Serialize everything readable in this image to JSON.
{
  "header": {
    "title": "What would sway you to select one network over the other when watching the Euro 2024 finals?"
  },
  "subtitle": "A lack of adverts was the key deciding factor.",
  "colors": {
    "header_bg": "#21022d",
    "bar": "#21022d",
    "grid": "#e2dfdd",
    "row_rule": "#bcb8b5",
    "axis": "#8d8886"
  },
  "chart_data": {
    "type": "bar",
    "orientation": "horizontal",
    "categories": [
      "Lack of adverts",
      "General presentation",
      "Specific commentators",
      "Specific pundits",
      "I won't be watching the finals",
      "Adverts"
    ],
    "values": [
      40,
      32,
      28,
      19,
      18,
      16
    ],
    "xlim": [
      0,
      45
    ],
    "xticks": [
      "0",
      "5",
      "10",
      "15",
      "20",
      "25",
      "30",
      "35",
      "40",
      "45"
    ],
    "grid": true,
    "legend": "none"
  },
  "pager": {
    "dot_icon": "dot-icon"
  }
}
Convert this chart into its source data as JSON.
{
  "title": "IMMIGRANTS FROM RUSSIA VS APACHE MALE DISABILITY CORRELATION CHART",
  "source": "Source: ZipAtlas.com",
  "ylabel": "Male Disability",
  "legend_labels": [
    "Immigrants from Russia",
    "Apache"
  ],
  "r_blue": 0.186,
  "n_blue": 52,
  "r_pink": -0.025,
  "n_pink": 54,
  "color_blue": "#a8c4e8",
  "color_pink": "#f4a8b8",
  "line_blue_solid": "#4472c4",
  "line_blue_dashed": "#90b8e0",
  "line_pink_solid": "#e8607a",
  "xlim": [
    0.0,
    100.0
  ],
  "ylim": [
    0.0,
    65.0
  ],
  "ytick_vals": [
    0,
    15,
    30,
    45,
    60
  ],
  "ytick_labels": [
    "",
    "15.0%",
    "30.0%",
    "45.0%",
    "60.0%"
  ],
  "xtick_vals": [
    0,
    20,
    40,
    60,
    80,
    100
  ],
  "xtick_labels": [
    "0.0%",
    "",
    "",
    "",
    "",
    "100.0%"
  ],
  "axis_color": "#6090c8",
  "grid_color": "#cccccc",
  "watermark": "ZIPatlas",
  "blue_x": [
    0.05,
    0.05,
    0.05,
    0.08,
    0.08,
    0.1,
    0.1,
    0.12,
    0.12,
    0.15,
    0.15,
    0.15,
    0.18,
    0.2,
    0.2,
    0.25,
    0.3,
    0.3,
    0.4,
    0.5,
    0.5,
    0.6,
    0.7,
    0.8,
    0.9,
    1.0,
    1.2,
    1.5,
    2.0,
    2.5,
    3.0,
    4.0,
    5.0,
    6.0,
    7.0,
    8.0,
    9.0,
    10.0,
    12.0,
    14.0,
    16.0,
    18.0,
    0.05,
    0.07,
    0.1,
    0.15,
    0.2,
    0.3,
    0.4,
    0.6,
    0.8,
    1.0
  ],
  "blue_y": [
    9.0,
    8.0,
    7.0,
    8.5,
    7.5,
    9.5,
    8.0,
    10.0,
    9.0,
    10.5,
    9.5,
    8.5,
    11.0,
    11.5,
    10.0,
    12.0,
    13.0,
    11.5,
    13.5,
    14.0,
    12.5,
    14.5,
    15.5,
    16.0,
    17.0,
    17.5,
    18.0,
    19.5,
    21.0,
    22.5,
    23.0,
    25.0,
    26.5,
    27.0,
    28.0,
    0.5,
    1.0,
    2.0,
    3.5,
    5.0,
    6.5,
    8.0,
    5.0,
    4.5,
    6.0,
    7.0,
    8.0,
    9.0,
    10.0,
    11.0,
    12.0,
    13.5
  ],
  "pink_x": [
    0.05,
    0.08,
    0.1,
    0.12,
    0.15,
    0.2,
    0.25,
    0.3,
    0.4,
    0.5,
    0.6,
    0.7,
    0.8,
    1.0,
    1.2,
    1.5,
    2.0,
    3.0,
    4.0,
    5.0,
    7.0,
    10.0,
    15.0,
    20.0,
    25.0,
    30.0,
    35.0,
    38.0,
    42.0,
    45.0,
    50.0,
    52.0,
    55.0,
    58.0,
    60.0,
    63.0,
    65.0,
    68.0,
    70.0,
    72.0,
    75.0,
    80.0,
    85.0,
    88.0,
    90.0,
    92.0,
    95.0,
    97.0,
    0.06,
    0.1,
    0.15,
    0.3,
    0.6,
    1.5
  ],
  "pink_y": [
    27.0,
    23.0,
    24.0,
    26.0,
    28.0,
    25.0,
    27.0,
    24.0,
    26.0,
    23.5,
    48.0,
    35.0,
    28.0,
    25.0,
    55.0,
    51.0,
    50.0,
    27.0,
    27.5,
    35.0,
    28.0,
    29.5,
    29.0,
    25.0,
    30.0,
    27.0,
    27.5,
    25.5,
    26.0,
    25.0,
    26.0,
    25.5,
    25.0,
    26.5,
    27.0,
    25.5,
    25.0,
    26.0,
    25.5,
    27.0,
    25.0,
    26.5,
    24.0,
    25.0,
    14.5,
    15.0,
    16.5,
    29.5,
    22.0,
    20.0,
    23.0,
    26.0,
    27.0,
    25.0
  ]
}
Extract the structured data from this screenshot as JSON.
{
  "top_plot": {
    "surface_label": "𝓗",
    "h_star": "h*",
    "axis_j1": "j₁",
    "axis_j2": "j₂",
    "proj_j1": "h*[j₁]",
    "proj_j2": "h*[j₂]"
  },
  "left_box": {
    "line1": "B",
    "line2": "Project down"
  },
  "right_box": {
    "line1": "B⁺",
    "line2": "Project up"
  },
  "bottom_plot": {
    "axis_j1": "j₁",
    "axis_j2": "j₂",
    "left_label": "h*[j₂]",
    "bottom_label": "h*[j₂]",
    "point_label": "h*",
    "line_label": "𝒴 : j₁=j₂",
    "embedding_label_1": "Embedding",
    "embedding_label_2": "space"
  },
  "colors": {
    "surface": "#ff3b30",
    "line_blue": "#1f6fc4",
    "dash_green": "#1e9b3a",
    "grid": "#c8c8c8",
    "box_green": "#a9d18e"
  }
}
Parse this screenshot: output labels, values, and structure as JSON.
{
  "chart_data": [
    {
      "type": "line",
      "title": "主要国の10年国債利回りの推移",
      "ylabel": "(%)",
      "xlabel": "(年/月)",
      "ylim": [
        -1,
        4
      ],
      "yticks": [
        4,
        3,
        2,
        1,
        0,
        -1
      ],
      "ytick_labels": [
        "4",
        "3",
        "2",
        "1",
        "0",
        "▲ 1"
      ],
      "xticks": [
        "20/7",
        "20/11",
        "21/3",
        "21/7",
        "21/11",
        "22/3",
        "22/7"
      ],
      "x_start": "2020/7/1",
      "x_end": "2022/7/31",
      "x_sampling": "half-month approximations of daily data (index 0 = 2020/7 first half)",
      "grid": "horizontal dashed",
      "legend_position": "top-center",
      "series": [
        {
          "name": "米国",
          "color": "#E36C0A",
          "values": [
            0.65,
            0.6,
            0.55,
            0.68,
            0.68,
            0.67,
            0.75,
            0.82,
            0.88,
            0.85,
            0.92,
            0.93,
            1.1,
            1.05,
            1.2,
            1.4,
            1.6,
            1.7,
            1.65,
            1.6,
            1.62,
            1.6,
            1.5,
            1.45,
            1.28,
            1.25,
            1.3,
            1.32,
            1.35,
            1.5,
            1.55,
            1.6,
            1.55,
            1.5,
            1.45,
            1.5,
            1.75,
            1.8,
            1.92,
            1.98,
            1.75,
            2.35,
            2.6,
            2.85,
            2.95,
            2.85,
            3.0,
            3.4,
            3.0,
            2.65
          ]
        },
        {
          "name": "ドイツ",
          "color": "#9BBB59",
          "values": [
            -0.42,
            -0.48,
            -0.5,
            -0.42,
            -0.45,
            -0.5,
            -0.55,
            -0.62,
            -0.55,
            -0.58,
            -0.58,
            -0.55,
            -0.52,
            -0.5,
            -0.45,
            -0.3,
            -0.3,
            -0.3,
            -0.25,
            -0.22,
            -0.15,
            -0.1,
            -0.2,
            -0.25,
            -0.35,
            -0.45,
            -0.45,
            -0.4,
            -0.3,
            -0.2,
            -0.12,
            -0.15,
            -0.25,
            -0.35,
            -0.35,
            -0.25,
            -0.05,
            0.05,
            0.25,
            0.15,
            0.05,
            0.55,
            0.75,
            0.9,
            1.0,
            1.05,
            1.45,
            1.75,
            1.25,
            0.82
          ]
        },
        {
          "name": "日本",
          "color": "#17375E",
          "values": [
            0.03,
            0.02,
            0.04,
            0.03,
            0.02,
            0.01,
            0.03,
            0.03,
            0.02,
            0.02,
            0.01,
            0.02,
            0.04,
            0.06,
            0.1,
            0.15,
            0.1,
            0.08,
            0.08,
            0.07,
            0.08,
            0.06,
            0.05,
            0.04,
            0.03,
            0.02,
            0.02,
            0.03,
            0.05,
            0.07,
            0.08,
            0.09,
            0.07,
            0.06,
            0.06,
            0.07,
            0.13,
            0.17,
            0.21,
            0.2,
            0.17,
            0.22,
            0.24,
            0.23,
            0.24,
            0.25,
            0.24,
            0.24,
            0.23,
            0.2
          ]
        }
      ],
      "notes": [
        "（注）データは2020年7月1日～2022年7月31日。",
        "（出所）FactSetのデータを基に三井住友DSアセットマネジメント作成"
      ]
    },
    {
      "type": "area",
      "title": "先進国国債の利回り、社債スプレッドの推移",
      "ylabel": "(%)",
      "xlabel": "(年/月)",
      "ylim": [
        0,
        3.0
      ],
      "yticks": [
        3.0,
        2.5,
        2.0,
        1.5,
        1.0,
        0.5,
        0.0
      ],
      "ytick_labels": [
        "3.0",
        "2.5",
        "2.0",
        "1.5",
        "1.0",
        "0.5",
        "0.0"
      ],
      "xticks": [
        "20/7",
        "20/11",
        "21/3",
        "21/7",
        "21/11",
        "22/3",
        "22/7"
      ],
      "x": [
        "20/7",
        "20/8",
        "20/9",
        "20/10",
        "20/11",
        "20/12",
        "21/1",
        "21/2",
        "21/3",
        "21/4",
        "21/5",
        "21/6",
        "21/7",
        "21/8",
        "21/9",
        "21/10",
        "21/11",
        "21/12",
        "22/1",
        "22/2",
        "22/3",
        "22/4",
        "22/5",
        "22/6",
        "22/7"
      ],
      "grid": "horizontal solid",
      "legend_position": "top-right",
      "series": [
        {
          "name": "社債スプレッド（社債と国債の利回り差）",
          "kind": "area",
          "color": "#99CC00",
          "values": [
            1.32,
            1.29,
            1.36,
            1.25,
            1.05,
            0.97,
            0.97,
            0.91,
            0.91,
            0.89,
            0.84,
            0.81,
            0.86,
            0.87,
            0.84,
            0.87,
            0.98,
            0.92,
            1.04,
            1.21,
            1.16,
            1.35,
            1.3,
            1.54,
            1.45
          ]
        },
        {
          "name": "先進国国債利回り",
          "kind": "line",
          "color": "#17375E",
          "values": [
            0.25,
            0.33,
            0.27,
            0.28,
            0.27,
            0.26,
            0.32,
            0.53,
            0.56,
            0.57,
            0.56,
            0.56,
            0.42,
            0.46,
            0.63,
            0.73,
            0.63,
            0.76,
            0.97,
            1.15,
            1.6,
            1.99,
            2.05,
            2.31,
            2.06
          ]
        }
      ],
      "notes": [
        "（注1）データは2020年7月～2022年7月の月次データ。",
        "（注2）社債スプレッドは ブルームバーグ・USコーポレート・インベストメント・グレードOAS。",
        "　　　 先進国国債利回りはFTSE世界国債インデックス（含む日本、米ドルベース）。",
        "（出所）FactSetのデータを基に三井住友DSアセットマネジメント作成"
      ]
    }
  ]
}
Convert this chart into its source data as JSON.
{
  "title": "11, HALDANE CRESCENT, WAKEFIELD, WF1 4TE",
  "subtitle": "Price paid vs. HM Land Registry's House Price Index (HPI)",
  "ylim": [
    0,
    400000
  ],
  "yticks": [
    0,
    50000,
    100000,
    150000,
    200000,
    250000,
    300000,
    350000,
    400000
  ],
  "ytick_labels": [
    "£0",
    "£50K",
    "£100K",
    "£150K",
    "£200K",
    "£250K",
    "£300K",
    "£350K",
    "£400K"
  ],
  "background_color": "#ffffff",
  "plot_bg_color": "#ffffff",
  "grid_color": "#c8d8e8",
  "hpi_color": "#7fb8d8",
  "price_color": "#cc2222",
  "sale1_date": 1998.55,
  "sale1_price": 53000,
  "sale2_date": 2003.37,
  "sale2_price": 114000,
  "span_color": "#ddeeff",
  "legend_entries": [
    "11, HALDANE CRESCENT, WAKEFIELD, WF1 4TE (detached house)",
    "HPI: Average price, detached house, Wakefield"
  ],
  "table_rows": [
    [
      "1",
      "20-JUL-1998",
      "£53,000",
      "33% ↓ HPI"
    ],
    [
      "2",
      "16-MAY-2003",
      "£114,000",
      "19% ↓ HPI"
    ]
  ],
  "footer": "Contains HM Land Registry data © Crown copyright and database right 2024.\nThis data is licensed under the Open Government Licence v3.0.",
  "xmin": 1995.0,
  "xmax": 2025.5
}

> **Directive**
Find every line in the records that has the string "horizontal", then state how many there are and nothing else.

> **Exercise output**
3